== Given data

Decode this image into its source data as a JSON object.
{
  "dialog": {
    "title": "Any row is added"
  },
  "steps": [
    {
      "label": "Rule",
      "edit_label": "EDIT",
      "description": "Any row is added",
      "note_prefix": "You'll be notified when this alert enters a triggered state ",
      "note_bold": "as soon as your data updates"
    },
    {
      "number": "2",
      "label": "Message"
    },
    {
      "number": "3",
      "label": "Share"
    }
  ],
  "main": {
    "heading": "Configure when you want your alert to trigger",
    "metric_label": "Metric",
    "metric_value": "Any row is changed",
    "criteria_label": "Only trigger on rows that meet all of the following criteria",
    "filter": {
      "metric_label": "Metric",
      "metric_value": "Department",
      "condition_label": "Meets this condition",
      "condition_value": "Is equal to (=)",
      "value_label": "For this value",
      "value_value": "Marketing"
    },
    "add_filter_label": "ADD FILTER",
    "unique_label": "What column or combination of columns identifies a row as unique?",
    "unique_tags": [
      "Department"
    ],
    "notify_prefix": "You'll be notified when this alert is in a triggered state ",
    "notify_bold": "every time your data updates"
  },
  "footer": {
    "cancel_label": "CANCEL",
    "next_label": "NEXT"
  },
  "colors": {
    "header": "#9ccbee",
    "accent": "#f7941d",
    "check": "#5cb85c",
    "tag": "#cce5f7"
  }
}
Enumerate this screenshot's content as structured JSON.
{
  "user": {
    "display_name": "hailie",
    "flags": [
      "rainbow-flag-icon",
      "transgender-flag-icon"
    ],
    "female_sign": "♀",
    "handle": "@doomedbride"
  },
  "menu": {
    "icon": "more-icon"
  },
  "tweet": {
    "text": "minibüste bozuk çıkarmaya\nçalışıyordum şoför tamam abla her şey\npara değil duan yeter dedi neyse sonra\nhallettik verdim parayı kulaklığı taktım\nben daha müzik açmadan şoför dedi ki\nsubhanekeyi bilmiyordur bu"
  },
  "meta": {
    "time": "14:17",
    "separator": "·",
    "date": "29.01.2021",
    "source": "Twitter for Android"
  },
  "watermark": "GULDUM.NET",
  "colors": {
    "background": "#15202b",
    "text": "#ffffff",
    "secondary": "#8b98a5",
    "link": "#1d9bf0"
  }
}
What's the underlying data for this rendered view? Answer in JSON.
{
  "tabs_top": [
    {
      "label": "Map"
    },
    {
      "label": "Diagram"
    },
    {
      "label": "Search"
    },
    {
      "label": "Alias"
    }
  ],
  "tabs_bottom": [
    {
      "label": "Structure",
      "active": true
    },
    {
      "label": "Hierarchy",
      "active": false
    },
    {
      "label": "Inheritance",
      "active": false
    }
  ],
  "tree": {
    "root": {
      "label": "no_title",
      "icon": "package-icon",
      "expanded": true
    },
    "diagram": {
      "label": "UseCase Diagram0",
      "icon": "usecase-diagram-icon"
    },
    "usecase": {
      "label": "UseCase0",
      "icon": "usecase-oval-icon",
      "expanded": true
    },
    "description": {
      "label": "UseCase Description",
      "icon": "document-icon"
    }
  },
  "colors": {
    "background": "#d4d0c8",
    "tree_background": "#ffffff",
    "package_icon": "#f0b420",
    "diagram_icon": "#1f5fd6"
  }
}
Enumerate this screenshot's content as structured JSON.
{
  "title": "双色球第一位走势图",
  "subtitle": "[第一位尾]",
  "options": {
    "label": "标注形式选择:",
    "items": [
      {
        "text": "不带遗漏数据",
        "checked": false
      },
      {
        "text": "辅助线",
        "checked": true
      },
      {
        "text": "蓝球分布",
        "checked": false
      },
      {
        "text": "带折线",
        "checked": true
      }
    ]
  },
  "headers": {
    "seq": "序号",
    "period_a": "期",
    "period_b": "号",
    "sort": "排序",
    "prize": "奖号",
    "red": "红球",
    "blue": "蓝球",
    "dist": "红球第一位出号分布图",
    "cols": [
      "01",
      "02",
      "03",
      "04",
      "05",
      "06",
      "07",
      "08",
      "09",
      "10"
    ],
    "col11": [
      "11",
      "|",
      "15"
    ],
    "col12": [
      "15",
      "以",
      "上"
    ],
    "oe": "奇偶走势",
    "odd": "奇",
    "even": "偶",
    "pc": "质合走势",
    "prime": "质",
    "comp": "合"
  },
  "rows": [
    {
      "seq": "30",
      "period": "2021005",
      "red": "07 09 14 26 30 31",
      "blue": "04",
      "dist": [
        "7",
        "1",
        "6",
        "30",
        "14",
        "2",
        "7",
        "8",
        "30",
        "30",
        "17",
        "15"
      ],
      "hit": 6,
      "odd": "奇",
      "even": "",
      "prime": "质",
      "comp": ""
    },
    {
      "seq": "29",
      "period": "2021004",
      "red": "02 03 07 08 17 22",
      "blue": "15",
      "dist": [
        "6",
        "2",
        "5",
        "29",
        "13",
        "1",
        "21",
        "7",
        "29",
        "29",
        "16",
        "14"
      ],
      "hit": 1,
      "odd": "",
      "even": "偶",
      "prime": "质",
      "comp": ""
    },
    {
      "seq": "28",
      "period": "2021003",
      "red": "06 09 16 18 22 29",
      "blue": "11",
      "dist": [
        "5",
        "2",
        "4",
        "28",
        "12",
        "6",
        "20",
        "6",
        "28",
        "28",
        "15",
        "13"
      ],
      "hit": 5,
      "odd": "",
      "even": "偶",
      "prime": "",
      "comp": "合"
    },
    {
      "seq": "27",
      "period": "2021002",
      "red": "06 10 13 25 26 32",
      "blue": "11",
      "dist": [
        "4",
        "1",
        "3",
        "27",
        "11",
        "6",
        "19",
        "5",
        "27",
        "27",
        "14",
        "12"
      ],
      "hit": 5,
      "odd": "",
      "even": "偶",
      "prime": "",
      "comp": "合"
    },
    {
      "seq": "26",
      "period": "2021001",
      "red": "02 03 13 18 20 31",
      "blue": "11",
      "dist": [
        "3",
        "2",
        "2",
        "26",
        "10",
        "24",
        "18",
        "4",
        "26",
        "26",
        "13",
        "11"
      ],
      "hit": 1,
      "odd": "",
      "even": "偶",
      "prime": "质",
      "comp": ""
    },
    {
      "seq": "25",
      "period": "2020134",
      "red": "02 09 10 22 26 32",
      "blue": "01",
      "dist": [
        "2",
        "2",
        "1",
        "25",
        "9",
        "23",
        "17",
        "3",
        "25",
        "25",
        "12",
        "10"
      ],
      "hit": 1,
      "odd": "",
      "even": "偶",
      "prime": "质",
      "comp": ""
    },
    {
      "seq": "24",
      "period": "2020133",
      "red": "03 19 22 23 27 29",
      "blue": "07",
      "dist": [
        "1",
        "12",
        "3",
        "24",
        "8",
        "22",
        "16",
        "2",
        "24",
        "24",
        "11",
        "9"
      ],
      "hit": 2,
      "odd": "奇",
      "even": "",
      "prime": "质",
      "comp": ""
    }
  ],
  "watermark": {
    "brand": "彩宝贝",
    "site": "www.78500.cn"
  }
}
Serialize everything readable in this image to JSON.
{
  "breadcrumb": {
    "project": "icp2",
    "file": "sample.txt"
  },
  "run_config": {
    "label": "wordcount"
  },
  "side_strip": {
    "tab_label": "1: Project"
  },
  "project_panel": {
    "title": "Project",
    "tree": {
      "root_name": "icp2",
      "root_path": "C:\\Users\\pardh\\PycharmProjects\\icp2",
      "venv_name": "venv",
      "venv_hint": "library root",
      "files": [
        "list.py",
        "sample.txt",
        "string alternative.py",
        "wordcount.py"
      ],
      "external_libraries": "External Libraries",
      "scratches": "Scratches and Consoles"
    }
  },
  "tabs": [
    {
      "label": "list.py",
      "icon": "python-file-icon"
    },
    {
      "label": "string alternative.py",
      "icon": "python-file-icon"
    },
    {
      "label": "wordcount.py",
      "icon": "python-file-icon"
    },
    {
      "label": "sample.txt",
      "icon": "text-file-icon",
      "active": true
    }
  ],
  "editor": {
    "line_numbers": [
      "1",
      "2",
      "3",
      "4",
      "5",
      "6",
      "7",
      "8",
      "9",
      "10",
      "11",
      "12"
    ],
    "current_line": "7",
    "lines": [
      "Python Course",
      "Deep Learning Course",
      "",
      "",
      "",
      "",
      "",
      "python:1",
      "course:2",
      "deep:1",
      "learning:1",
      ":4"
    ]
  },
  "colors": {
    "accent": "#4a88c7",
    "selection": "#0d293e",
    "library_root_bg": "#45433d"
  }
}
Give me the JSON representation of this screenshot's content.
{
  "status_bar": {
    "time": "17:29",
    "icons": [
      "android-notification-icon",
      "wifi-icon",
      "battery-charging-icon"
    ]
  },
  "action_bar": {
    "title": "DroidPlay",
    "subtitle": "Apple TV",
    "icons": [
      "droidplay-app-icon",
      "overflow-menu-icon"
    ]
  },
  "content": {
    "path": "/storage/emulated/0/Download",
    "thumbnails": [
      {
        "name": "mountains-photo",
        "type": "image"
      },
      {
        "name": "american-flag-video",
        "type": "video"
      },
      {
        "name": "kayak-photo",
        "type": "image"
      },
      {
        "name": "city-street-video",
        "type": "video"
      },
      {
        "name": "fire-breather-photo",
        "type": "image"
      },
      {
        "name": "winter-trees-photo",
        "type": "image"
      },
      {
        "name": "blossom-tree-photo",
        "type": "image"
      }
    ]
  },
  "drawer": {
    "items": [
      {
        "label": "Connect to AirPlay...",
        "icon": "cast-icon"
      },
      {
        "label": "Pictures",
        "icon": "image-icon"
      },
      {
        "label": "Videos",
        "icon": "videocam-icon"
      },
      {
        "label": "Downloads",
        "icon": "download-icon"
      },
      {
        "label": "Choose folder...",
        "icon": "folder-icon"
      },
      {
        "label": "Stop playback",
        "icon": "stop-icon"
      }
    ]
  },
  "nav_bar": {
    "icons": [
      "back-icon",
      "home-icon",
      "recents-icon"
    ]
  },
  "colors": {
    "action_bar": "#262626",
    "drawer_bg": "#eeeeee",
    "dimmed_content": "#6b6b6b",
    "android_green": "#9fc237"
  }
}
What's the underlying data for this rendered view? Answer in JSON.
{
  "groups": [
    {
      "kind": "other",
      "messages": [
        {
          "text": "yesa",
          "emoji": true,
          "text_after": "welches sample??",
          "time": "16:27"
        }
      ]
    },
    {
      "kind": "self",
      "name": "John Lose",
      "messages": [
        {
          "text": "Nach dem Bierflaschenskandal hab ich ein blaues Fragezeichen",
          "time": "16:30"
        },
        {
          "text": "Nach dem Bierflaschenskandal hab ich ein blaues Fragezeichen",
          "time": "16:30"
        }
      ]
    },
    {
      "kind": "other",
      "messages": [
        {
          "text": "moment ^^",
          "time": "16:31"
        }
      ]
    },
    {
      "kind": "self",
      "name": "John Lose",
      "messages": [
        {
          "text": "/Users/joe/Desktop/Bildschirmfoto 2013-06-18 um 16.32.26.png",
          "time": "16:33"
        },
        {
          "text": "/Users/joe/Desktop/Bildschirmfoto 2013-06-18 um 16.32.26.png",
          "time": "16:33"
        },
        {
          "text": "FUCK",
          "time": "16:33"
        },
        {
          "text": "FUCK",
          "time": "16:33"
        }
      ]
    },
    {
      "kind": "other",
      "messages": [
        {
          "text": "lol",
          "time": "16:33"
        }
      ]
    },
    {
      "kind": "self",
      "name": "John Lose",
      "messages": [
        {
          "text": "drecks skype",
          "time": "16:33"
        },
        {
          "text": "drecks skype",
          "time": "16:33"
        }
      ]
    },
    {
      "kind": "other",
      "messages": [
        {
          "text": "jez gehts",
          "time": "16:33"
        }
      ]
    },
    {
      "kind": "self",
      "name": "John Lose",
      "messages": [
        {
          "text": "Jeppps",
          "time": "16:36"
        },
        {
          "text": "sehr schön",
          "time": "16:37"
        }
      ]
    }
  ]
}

====

**The problem**
Pull out each line holding the string "source".

**Output for this exercise**
Decode this image into its source data as a JSON object.
    "source": "Twitter for Android"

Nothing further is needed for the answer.